-- Start of EXERCISE MATERIAL --
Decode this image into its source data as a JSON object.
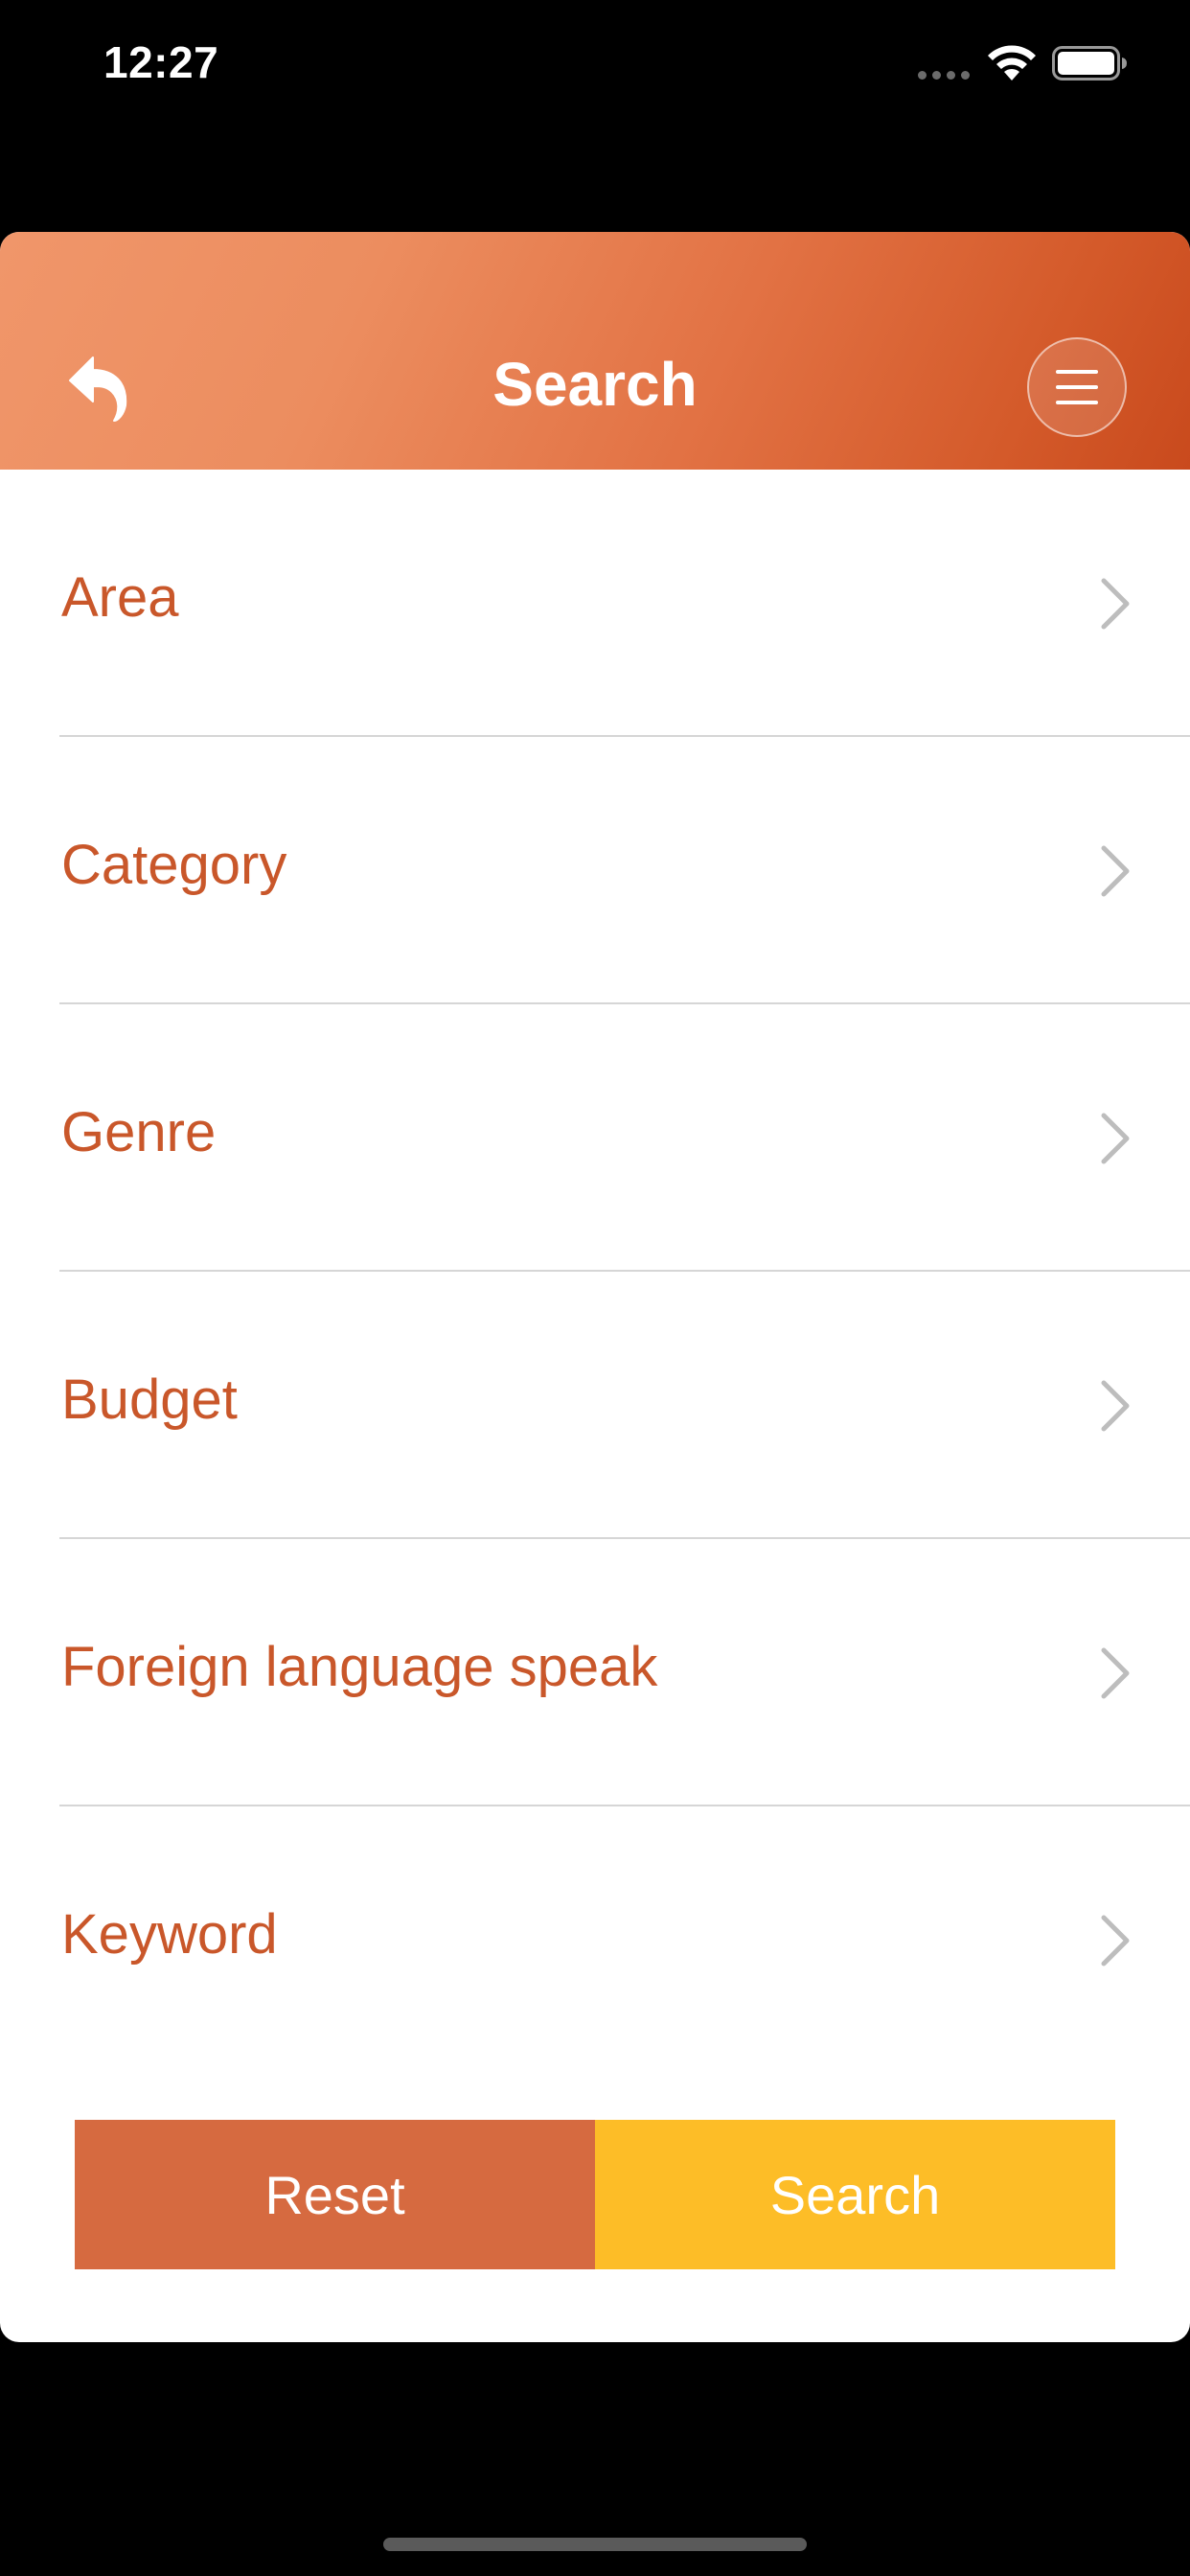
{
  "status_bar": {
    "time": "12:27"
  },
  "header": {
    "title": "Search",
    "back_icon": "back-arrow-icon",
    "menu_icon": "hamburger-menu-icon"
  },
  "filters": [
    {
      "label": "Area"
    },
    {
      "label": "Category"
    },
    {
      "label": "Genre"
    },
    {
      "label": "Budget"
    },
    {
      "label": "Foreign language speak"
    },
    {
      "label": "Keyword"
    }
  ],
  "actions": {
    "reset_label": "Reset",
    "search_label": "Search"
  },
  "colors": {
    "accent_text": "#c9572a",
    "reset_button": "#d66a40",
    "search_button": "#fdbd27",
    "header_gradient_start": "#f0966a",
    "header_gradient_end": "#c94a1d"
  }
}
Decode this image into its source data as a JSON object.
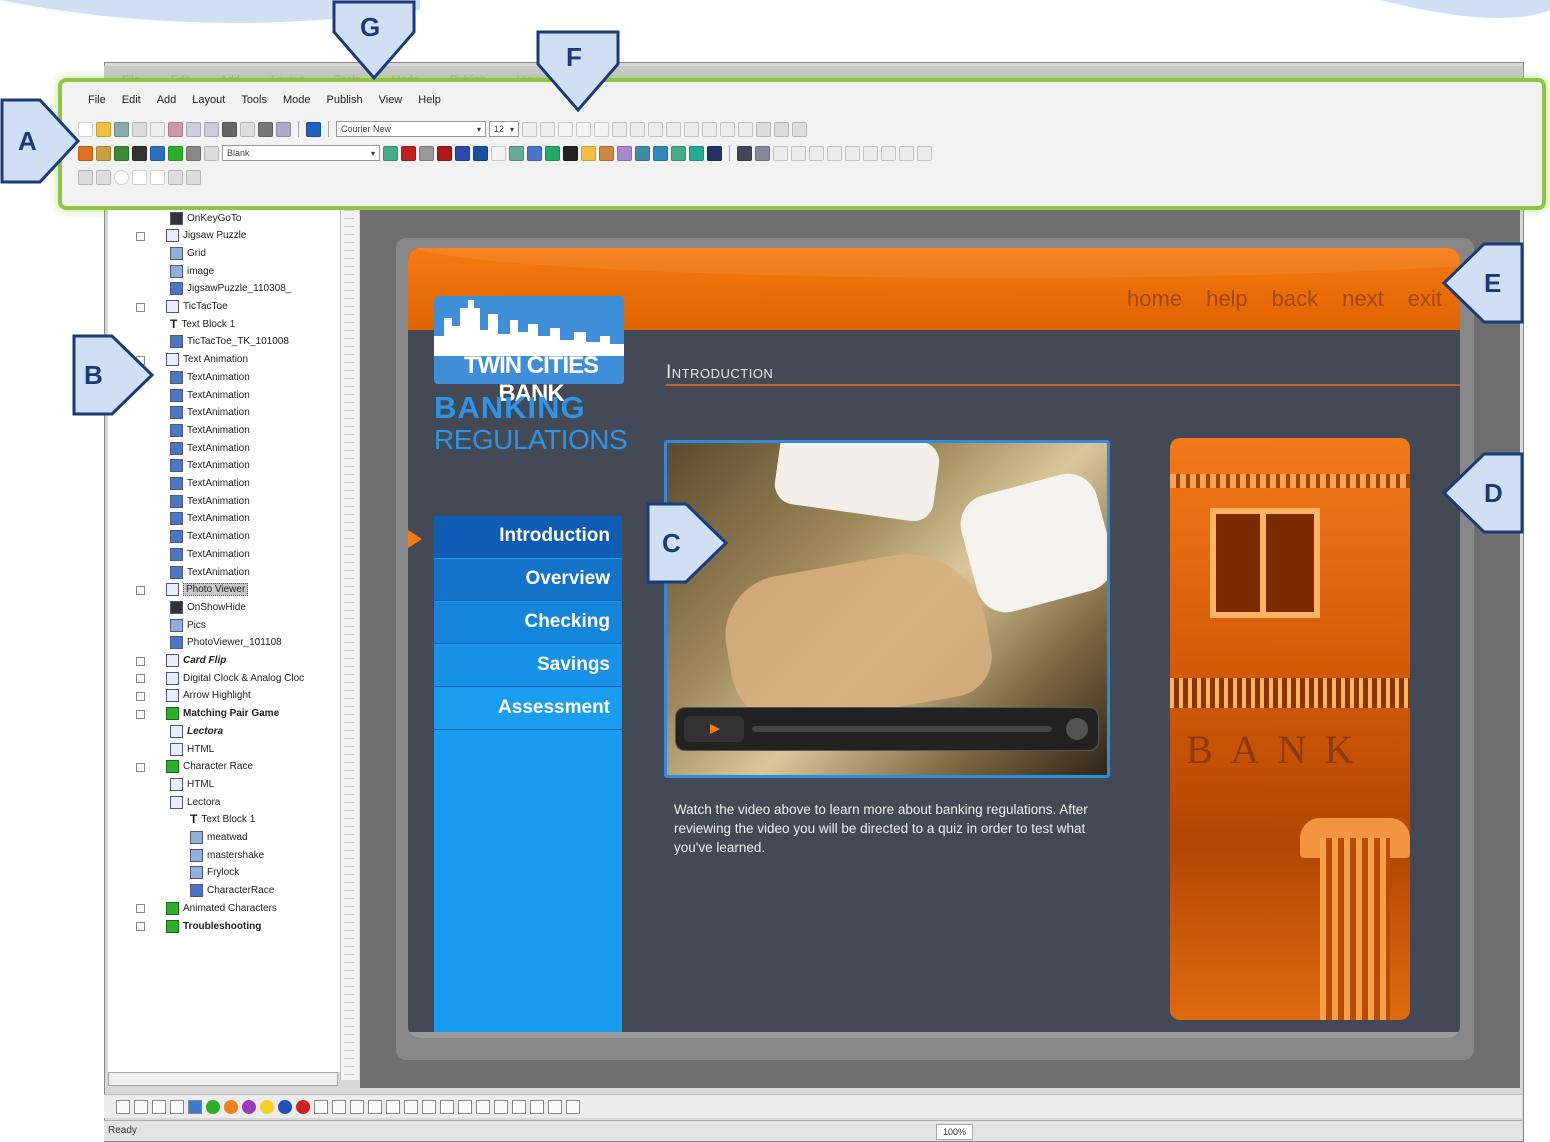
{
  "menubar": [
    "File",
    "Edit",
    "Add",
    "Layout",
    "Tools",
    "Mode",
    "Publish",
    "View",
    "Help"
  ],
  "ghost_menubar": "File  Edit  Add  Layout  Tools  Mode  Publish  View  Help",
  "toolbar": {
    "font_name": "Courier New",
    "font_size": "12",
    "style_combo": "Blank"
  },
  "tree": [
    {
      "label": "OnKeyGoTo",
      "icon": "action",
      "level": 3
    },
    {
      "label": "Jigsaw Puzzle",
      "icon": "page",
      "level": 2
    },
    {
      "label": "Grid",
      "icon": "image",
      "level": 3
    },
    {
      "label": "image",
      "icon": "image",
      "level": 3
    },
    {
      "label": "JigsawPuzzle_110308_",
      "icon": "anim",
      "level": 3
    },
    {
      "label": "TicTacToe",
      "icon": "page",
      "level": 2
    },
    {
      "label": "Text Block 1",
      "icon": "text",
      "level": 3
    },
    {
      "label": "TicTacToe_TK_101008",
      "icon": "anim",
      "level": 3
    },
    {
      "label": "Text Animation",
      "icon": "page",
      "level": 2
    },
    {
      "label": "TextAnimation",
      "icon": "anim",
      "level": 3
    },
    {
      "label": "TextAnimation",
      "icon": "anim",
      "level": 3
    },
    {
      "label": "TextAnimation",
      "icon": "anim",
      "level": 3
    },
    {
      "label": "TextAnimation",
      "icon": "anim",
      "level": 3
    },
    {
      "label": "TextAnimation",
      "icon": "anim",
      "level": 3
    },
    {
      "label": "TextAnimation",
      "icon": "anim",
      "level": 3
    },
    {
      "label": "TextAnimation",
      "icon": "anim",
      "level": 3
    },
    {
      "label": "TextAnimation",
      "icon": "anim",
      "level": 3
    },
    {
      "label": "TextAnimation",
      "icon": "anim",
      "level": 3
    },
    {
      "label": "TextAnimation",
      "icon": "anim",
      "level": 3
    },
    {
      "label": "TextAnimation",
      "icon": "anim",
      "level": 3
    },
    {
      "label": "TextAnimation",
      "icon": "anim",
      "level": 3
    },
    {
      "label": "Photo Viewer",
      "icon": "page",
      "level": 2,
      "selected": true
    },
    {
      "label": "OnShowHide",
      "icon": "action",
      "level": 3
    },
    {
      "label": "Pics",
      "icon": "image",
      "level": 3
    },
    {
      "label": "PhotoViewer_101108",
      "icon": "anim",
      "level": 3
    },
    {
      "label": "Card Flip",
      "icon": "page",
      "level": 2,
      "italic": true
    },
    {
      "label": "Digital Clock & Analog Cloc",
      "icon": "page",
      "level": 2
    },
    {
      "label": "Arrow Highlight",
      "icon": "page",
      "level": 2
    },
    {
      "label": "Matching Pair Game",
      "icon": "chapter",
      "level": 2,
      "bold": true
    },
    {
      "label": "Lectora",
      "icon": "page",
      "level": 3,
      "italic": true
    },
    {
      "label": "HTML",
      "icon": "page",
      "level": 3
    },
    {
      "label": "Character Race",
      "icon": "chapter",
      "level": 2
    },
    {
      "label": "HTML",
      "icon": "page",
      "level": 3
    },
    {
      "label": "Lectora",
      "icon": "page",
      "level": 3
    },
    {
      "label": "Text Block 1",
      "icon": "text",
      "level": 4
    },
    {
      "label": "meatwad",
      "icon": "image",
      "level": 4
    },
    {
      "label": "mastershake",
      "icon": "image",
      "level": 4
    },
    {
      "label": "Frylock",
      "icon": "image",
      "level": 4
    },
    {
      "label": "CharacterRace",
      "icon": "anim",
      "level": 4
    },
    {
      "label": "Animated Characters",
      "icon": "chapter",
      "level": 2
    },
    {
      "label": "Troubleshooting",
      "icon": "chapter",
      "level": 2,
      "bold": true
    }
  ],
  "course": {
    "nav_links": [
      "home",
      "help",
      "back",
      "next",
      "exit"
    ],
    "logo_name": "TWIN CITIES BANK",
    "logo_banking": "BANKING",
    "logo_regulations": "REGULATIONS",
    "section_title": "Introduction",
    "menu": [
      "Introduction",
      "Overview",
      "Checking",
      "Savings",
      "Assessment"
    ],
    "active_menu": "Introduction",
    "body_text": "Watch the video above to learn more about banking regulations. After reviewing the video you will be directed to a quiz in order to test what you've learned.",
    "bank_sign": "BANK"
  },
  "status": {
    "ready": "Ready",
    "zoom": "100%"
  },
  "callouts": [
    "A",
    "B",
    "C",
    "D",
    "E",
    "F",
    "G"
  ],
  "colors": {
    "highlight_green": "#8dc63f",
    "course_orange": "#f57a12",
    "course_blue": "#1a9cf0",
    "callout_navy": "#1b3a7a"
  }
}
-- End of EXERCISE MATERIAL --
BRIEF:
The records above must be transcribed exactly. Pictures are left out of the copy.

SOLVED PROBLEM:
Decode this image into its source data as a JSON object.
{
  "status_bar": {
    "time": "12:27"
  },
  "header": {
    "title": "Search",
    "back_icon": "back-arrow-icon",
    "menu_icon": "hamburger-menu-icon"
  },
  "filters": [
    {
      "label": "Area"
    },
    {
      "label": "Category"
    },
    {
      "label": "Genre"
    },
    {
      "label": "Budget"
    },
    {
      "label": "Foreign language speak"
    },
    {
      "label": "Keyword"
    }
  ],
  "actions": {
    "reset_label": "Reset",
    "search_label": "Search"
  },
  "colors": {
    "accent_text": "#c9572a",
    "reset_button": "#d66a40",
    "search_button": "#fdbd27",
    "header_gradient_start": "#f0966a",
    "header_gradient_end": "#c94a1d"
  }
}
Decode this image into its source data as a JSON object.
{
  "menubar": [
    "File",
    "Edit",
    "Add",
    "Layout",
    "Tools",
    "Mode",
    "Publish",
    "View",
    "Help"
  ],
  "ghost_menubar": "File  Edit  Add  Layout  Tools  Mode  Publish  View  Help",
  "toolbar": {
    "font_name": "Courier New",
    "font_size": "12",
    "style_combo": "Blank"
  },
  "tree": [
    {
      "label": "OnKeyGoTo",
      "icon": "action",
      "level": 3
    },
    {
      "label": "Jigsaw Puzzle",
      "icon": "page",
      "level": 2
    },
    {
      "label": "Grid",
      "icon": "image",
      "level": 3
    },
    {
      "label": "image",
      "icon": "image",
      "level": 3
    },
    {
      "label": "JigsawPuzzle_110308_",
      "icon": "anim",
      "level": 3
    },
    {
      "label": "TicTacToe",
      "icon": "page",
      "level": 2
    },
    {
      "label": "Text Block 1",
      "icon": "text",
      "level": 3
    },
    {
      "label": "TicTacToe_TK_101008",
      "icon": "anim",
      "level": 3
    },
    {
      "label": "Text Animation",
      "icon": "page",
      "level": 2
    },
    {
      "label": "TextAnimation",
      "icon": "anim",
      "level": 3
    },
    {
      "label": "TextAnimation",
      "icon": "anim",
      "level": 3
    },
    {
      "label": "TextAnimation",
      "icon": "anim",
      "level": 3
    },
    {
      "label": "TextAnimation",
      "icon": "anim",
      "level": 3
    },
    {
      "label": "TextAnimation",
      "icon": "anim",
      "level": 3
    },
    {
      "label": "TextAnimation",
      "icon": "anim",
      "level": 3
    },
    {
      "label": "TextAnimation",
      "icon": "anim",
      "level": 3
    },
    {
      "label": "TextAnimation",
      "icon": "anim",
      "level": 3
    },
    {
      "label": "TextAnimation",
      "icon": "anim",
      "level": 3
    },
    {
      "label": "TextAnimation",
      "icon": "anim",
      "level": 3
    },
    {
      "label": "TextAnimation",
      "icon": "anim",
      "level": 3
    },
    {
      "label": "TextAnimation",
      "icon": "anim",
      "level": 3
    },
    {
      "label": "Photo Viewer",
      "icon": "page",
      "level": 2,
      "selected": true
    },
    {
      "label": "OnShowHide",
      "icon": "action",
      "level": 3
    },
    {
      "label": "Pics",
      "icon": "image",
      "level": 3
    },
    {
      "label": "PhotoViewer_101108",
      "icon": "anim",
      "level": 3
    },
    {
      "label": "Card Flip",
      "icon": "page",
      "level": 2,
      "italic": true
    },
    {
      "label": "Digital Clock & Analog Cloc",
      "icon": "page",
      "level": 2
    },
    {
      "label": "Arrow Highlight",
      "icon": "page",
      "level": 2
    },
    {
      "label": "Matching Pair Game",
      "icon": "chapter",
      "level": 2,
      "bold": true
    },
    {
      "label": "Lectora",
      "icon": "page",
      "level": 3,
      "italic": true
    },
    {
      "label": "HTML",
      "icon": "page",
      "level": 3
    },
    {
      "label": "Character Race",
      "icon": "chapter",
      "level": 2
    },
    {
      "label": "HTML",
      "icon": "page",
      "level": 3
    },
    {
      "label": "Lectora",
      "icon": "page",
      "level": 3
    },
    {
      "label": "Text Block 1",
      "icon": "text",
      "level": 4
    },
    {
      "label": "meatwad",
      "icon": "image",
      "level": 4
    },
    {
      "label": "mastershake",
      "icon": "image",
      "level": 4
    },
    {
      "label": "Frylock",
      "icon": "image",
      "level": 4
    },
    {
      "label": "CharacterRace",
      "icon": "anim",
      "level": 4
    },
    {
      "label": "Animated Characters",
      "icon": "chapter",
      "level": 2
    },
    {
      "label": "Troubleshooting",
      "icon": "chapter",
      "level": 2,
      "bold": true
    }
  ],
  "course": {
    "nav_links": [
      "home",
      "help",
      "back",
      "next",
      "exit"
    ],
    "logo_name": "TWIN CITIES BANK",
    "logo_banking": "BANKING",
    "logo_regulations": "REGULATIONS",
    "section_title": "Introduction",
    "menu": [
      "Introduction",
      "Overview",
      "Checking",
      "Savings",
      "Assessment"
    ],
    "active_menu": "Introduction",
    "body_text": "Watch the video above to learn more about banking regulations. After reviewing the video you will be directed to a quiz in order to test what you've learned.",
    "bank_sign": "BANK"
  },
  "status": {
    "ready": "Ready",
    "zoom": "100%"
  },
  "callouts": [
    "A",
    "B",
    "C",
    "D",
    "E",
    "F",
    "G"
  ],
  "colors": {
    "highlight_green": "#8dc63f",
    "course_orange": "#f57a12",
    "course_blue": "#1a9cf0",
    "callout_navy": "#1b3a7a"
  }
}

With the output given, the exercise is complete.